◆ **Task brief**: Could you print every record below exactly as it appears?

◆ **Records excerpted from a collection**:

::::

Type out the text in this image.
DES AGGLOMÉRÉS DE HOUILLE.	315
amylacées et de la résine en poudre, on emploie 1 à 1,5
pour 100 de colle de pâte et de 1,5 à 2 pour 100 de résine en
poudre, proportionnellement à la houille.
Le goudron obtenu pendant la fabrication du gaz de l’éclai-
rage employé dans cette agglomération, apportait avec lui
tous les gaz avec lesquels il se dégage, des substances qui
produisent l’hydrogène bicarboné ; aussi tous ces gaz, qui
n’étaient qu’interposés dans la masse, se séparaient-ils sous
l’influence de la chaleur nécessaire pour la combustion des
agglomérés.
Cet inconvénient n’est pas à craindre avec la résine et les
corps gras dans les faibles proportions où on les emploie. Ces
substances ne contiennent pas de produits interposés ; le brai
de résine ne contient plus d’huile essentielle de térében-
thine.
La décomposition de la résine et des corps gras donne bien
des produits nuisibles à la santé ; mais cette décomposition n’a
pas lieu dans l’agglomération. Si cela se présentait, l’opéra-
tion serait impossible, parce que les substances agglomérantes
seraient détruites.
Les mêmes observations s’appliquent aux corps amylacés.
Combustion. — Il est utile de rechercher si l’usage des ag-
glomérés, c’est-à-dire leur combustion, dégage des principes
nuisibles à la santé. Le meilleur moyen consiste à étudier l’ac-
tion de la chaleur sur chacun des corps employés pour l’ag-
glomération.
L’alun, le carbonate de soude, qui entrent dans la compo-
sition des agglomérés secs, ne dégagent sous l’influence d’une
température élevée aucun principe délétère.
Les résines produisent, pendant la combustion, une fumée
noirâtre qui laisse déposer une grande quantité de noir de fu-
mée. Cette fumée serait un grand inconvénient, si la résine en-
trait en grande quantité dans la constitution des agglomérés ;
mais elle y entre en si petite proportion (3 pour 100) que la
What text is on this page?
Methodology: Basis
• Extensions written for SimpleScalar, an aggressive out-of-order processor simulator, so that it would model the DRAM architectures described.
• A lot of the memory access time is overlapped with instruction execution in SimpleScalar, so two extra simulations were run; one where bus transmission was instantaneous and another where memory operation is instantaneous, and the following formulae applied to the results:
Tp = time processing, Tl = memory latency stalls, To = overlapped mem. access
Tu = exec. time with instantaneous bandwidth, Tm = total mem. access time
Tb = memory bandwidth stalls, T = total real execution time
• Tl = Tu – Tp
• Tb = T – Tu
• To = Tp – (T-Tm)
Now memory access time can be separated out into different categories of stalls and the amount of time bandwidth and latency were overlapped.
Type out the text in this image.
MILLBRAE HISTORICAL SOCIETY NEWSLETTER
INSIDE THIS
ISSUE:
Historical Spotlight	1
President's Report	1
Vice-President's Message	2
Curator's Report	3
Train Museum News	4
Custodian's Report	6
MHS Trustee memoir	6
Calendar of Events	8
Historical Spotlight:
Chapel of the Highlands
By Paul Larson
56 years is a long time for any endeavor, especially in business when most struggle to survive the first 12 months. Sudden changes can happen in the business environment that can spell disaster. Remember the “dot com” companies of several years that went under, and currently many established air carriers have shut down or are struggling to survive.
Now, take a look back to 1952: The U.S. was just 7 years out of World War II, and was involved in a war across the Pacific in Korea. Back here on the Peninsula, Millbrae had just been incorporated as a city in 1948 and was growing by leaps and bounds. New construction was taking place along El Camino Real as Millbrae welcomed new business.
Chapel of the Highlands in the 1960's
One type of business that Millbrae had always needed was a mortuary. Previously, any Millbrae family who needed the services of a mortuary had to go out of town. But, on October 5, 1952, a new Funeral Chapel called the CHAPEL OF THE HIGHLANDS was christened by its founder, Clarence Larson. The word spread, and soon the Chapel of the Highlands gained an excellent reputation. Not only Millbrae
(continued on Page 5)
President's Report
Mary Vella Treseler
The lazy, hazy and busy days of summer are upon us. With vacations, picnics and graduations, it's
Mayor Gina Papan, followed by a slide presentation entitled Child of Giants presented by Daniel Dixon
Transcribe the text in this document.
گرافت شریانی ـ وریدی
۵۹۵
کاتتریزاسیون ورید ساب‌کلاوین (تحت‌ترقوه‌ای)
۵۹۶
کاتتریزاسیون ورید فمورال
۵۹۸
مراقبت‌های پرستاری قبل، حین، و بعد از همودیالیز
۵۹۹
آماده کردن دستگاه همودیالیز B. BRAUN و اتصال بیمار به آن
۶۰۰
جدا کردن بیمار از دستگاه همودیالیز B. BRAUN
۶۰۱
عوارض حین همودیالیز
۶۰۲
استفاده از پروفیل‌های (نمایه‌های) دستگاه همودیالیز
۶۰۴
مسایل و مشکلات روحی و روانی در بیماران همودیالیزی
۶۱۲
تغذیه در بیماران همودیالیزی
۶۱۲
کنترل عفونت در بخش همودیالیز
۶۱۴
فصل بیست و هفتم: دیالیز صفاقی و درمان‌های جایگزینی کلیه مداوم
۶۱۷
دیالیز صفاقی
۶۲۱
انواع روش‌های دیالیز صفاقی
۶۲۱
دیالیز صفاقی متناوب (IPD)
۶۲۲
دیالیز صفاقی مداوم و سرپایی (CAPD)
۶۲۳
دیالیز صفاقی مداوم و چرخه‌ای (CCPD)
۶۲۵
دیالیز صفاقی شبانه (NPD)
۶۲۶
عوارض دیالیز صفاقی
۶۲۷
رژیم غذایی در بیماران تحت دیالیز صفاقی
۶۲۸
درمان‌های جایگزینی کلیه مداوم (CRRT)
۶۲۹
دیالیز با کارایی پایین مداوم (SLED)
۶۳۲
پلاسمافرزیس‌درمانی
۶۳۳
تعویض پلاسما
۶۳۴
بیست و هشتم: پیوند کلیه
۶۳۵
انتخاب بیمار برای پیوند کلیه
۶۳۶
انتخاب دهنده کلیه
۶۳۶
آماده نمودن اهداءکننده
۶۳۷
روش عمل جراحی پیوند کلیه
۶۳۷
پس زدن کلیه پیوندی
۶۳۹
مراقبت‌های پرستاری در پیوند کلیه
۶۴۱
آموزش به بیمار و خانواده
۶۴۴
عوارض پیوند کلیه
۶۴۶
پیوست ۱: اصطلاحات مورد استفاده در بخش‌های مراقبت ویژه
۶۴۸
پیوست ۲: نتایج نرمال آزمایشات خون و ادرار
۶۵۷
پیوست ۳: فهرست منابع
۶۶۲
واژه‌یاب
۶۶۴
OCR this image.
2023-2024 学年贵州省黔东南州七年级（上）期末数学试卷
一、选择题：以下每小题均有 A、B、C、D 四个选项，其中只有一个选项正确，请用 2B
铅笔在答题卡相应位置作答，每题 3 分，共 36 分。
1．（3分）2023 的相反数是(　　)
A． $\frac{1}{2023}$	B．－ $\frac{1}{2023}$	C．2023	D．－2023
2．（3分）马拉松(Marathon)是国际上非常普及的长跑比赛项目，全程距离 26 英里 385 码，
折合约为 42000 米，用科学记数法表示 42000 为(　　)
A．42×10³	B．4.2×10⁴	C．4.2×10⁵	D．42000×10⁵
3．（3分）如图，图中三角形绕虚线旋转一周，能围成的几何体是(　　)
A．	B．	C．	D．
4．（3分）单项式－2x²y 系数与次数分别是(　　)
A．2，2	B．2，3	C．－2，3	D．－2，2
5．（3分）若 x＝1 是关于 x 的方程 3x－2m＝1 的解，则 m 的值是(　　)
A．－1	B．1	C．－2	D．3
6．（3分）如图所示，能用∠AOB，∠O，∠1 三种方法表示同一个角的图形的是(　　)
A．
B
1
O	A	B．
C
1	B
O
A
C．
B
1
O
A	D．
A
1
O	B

::::

◆ **Result for this task**:
Type out the text in this image.
DES AGGLOMÉRÉS DE HOUILLE.	315
amylacées et de la résine en poudre, on emploie 1 à 1,5
pour 100 de colle de pâte et de 1,5 à 2 pour 100 de résine en
poudre, proportionnellement à la houille.
Le goudron obtenu pendant la fabrication du gaz de l’éclai-
rage employé dans cette agglomération, apportait avec lui
tous les gaz avec lesquels il se dégage, des substances qui
produisent l’hydrogène bicarboné ; aussi tous ces gaz, qui
n’étaient qu’interposés dans la masse, se séparaient-ils sous
l’influence de la chaleur nécessaire pour la combustion des
agglomérés.
Cet inconvénient n’est pas à craindre avec la résine et les
corps gras dans les faibles proportions où on les emploie. Ces
substances ne contiennent pas de produits interposés ; le brai
de résine ne contient plus d’huile essentielle de térében-
thine.
La décomposition de la résine et des corps gras donne bien
des produits nuisibles à la santé ; mais cette décomposition n’a
pas lieu dans l’agglomération. Si cela se présentait, l’opéra-
tion serait impossible, parce que les substances agglomérantes
seraient détruites.
Les mêmes observations s’appliquent aux corps amylacés.
Combustion. — Il est utile de rechercher si l’usage des ag-
glomérés, c’est-à-dire leur combustion, dégage des principes
nuisibles à la santé. Le meilleur moyen consiste à étudier l’ac-
tion de la chaleur sur chacun des corps employés pour l’ag-
glomération.
L’alun, le carbonate de soude, qui entrent dans la compo-
sition des agglomérés secs, ne dégagent sous l’influence d’une
température élevée aucun principe délétère.
Les résines produisent, pendant la combustion, une fumée
noirâtre qui laisse déposer une grande quantité de noir de fu-
mée. Cette fumée serait un grand inconvénient, si la résine en-
trait en grande quantité dans la constitution des agglomérés ;
mais elle y entre en si petite proportion (3 pour 100) que la
What text is on this page?
Methodology: Basis
• Extensions written for SimpleScalar, an aggressive out-of-order processor simulator, so that it would model the DRAM architectures described.
• A lot of the memory access time is overlapped with instruction execution in SimpleScalar, so two extra simulations were run; one where bus transmission was instantaneous and another where memory operation is instantaneous, and the following formulae applied to the results:
Tp = time processing, Tl = memory latency stalls, To = overlapped mem. access
Tu = exec. time with instantaneous bandwidth, Tm = total mem. access time
Tb = memory bandwidth stalls, T = total real execution time
• Tl = Tu – Tp
• Tb = T – Tu
• To = Tp – (T-Tm)
Now memory access time can be separated out into different categories of stalls and the amount of time bandwidth and latency were overlapped.
Type out the text in this image.
MILLBRAE HISTORICAL SOCIETY NEWSLETTER
INSIDE THIS
ISSUE:
Historical Spotlight	1
President's Report	1
Vice-President's Message	2
Curator's Report	3
Train Museum News	4
Custodian's Report	6
MHS Trustee memoir	6
Calendar of Events	8
Historical Spotlight:
Chapel of the Highlands
By Paul Larson
56 years is a long time for any endeavor, especially in business when most struggle to survive the first 12 months. Sudden changes can happen in the business environment that can spell disaster. Remember the “dot com” companies of several years that went under, and currently many established air carriers have shut down or are struggling to survive.
Now, take a look back to 1952: The U.S. was just 7 years out of World War II, and was involved in a war across the Pacific in Korea. Back here on the Peninsula, Millbrae had just been incorporated as a city in 1948 and was growing by leaps and bounds. New construction was taking place along El Camino Real as Millbrae welcomed new business.
Chapel of the Highlands in the 1960's
One type of business that Millbrae had always needed was a mortuary. Previously, any Millbrae family who needed the services of a mortuary had to go out of town. But, on October 5, 1952, a new Funeral Chapel called the CHAPEL OF THE HIGHLANDS was christened by its founder, Clarence Larson. The word spread, and soon the Chapel of the Highlands gained an excellent reputation. Not only Millbrae
(continued on Page 5)
President's Report
Mary Vella Treseler
The lazy, hazy and busy days of summer are upon us. With vacations, picnics and graduations, it's
Mayor Gina Papan, followed by a slide presentation entitled Child of Giants presented by Daniel Dixon
Transcribe the text in this document.
گرافت شریانی ـ وریدی
۵۹۵
کاتتریزاسیون ورید ساب‌کلاوین (تحت‌ترقوه‌ای)
۵۹۶
کاتتریزاسیون ورید فمورال
۵۹۸
مراقبت‌های پرستاری قبل، حین، و بعد از همودیالیز
۵۹۹
آماده کردن دستگاه همودیالیز B. BRAUN و اتصال بیمار به آن
۶۰۰
جدا کردن بیمار از دستگاه همودیالیز B. BRAUN
۶۰۱
عوارض حین همودیالیز
۶۰۲
استفاده از پروفیل‌های (نمایه‌های) دستگاه همودیالیز
۶۰۴
مسایل و مشکلات روحی و روانی در بیماران همودیالیزی
۶۱۲
تغذیه در بیماران همودیالیزی
۶۱۲
کنترل عفونت در بخش همودیالیز
۶۱۴
فصل بیست و هفتم: دیالیز صفاقی و درمان‌های جایگزینی کلیه مداوم
۶۱۷
دیالیز صفاقی
۶۲۱
انواع روش‌های دیالیز صفاقی
۶۲۱
دیالیز صفاقی متناوب (IPD)
۶۲۲
دیالیز صفاقی مداوم و سرپایی (CAPD)
۶۲۳
دیالیز صفاقی مداوم و چرخه‌ای (CCPD)
۶۲۵
دیالیز صفاقی شبانه (NPD)
۶۲۶
عوارض دیالیز صفاقی
۶۲۷
رژیم غذایی در بیماران تحت دیالیز صفاقی
۶۲۸
درمان‌های جایگزینی کلیه مداوم (CRRT)
۶۲۹
دیالیز با کارایی پایین مداوم (SLED)
۶۳۲
پلاسمافرزیس‌درمانی
۶۳۳
تعویض پلاسما
۶۳۴
بیست و هشتم: پیوند کلیه
۶۳۵
انتخاب بیمار برای پیوند کلیه
۶۳۶
انتخاب دهنده کلیه
۶۳۶
آماده نمودن اهداءکننده
۶۳۷
روش عمل جراحی پیوند کلیه
۶۳۷
پس زدن کلیه پیوندی
۶۳۹
مراقبت‌های پرستاری در پیوند کلیه
۶۴۱
آموزش به بیمار و خانواده
۶۴۴
عوارض پیوند کلیه
۶۴۶
پیوست ۱: اصطلاحات مورد استفاده در بخش‌های مراقبت ویژه
۶۴۸
پیوست ۲: نتایج نرمال آزمایشات خون و ادرار
۶۵۷
پیوست ۳: فهرست منابع
۶۶۲
واژه‌یاب
۶۶۴
OCR this image.
2023-2024 学年贵州省黔东南州七年级（上）期末数学试卷
一、选择题：以下每小题均有 A、B、C、D 四个选项，其中只有一个选项正确，请用 2B
铅笔在答题卡相应位置作答，每题 3 分，共 36 分。
1．（3分）2023 的相反数是(　　)
A． $\frac{1}{2023}$	B．－ $\frac{1}{2023}$	C．2023	D．－2023
2．（3分）马拉松(Marathon)是国际上非常普及的长跑比赛项目，全程距离 26 英里 385 码，
折合约为 42000 米，用科学记数法表示 42000 为(　　)
A．42×10³	B．4.2×10⁴	C．4.2×10⁵	D．42000×10⁵
3．（3分）如图，图中三角形绕虚线旋转一周，能围成的几何体是(　　)
A．	B．	C．	D．
4．（3分）单项式－2x²y 系数与次数分别是(　　)
A．2，2	B．2，3	C．－2，3	D．－2，2
5．（3分）若 x＝1 是关于 x 的方程 3x－2m＝1 的解，则 m 的值是(　　)
A．－1	B．1	C．－2	D．3
6．（3分）如图所示，能用∠AOB，∠O，∠1 三种方法表示同一个角的图形的是(　　)
A．
B
1
O	A	B．
C
1	B
O
A
C．
B
1
O
A	D．
A
1
O	B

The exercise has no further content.